Data excerpts:
______________________________

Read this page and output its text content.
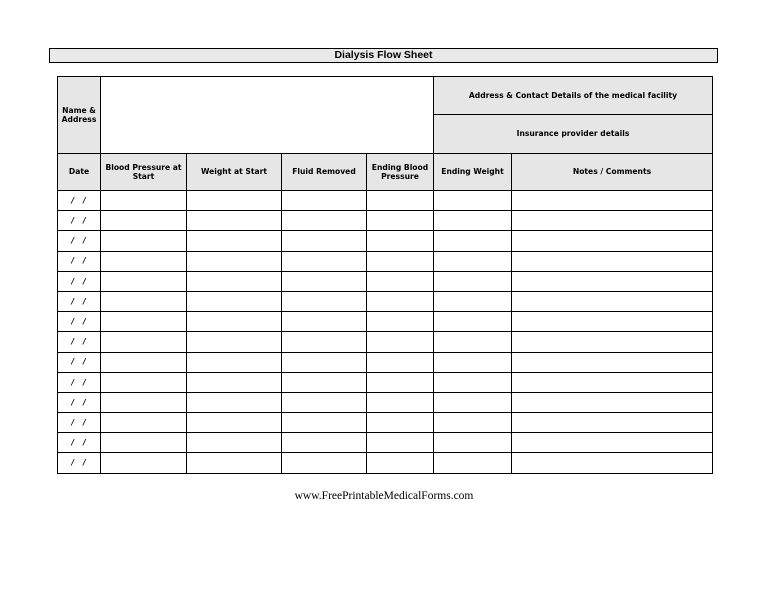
Dialysis Flow Sheet
Name & Address					Address & Contact Details of the medical facility		
					Insurance provider details		
Date	Blood Pressure at Start	Weight at Start	Fluid Removed	Ending Blood Pressure	Ending Weight	Notes / Comments	
/ /							
/ /							
/ /							
/ /							
/ /							
/ /							
/ /							
/ /							
/ /							
/ /							
/ /							
/ /							
/ /							
/ /							
www.FreePrintableMedicalForms.com
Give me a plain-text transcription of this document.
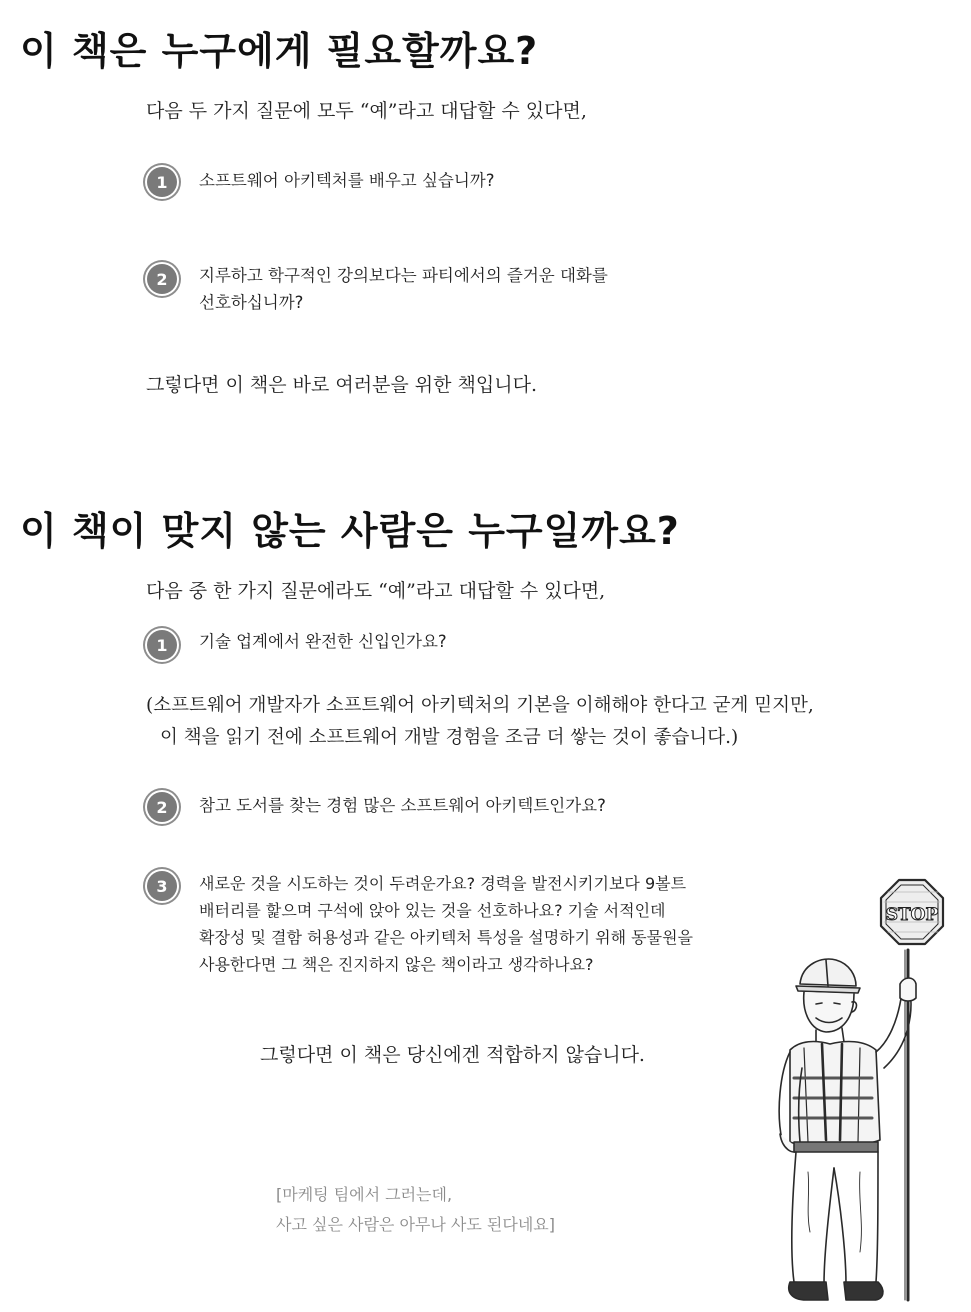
이 책은 누구에게 필요할까요?
다음 두 가지 질문에 모두 “예”라고 대답할 수 있다면,
1	소프트웨어 아키텍처를 배우고 싶습니까?
2	지루하고 학구적인 강의보다는 파티에서의 즐거운 대화를
선호하십니까?
그렇다면 이 책은 바로 여러분을 위한 책입니다.
이 책이 맞지 않는 사람은 누구일까요?
다음 중 한 가지 질문에라도 “예”라고 대답할 수 있다면,
1	기술 업계에서 완전한 신입인가요?
(소프트웨어 개발자가 소프트웨어 아키텍처의 기본을 이해해야 한다고 굳게 믿지만,
이 책을 읽기 전에 소프트웨어 개발 경험을 조금 더 쌓는 것이 좋습니다.)
2	참고 도서를 찾는 경험 많은 소프트웨어 아키텍트인가요?
3	새로운 것을 시도하는 것이 두려운가요? 경력을 발전시키기보다 9볼트
배터리를 핥으며 구석에 앉아 있는 것을 선호하나요? 기술 서적인데
확장성 및 결함 허용성과 같은 아키텍처 특성을 설명하기 위해 동물원을
사용한다면 그 책은 진지하지 않은 책이라고 생각하나요?
그렇다면 이 책은 당신에겐 적합하지 않습니다.
[마케팅 팀에서 그러는데,
사고 싶은 사람은 아무나 사도 된다네요]
STOP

______________________________

(Task instructions) Find the line with "Give me a plain-text" in the listing and extract it and all lines after it through the end, exactly, without the pictures.

(Worked answer)
Give me a plain-text transcription of this document.
이 책은 누구에게 필요할까요?
다음 두 가지 질문에 모두 “예”라고 대답할 수 있다면,
1	소프트웨어 아키텍처를 배우고 싶습니까?
2	지루하고 학구적인 강의보다는 파티에서의 즐거운 대화를
선호하십니까?
그렇다면 이 책은 바로 여러분을 위한 책입니다.
이 책이 맞지 않는 사람은 누구일까요?
다음 중 한 가지 질문에라도 “예”라고 대답할 수 있다면,
1	기술 업계에서 완전한 신입인가요?
(소프트웨어 개발자가 소프트웨어 아키텍처의 기본을 이해해야 한다고 굳게 믿지만,
이 책을 읽기 전에 소프트웨어 개발 경험을 조금 더 쌓는 것이 좋습니다.)
2	참고 도서를 찾는 경험 많은 소프트웨어 아키텍트인가요?
3	새로운 것을 시도하는 것이 두려운가요? 경력을 발전시키기보다 9볼트
배터리를 핥으며 구석에 앉아 있는 것을 선호하나요? 기술 서적인데
확장성 및 결함 허용성과 같은 아키텍처 특성을 설명하기 위해 동물원을
사용한다면 그 책은 진지하지 않은 책이라고 생각하나요?
그렇다면 이 책은 당신에겐 적합하지 않습니다.
[마케팅 팀에서 그러는데,
사고 싶은 사람은 아무나 사도 된다네요]
STOP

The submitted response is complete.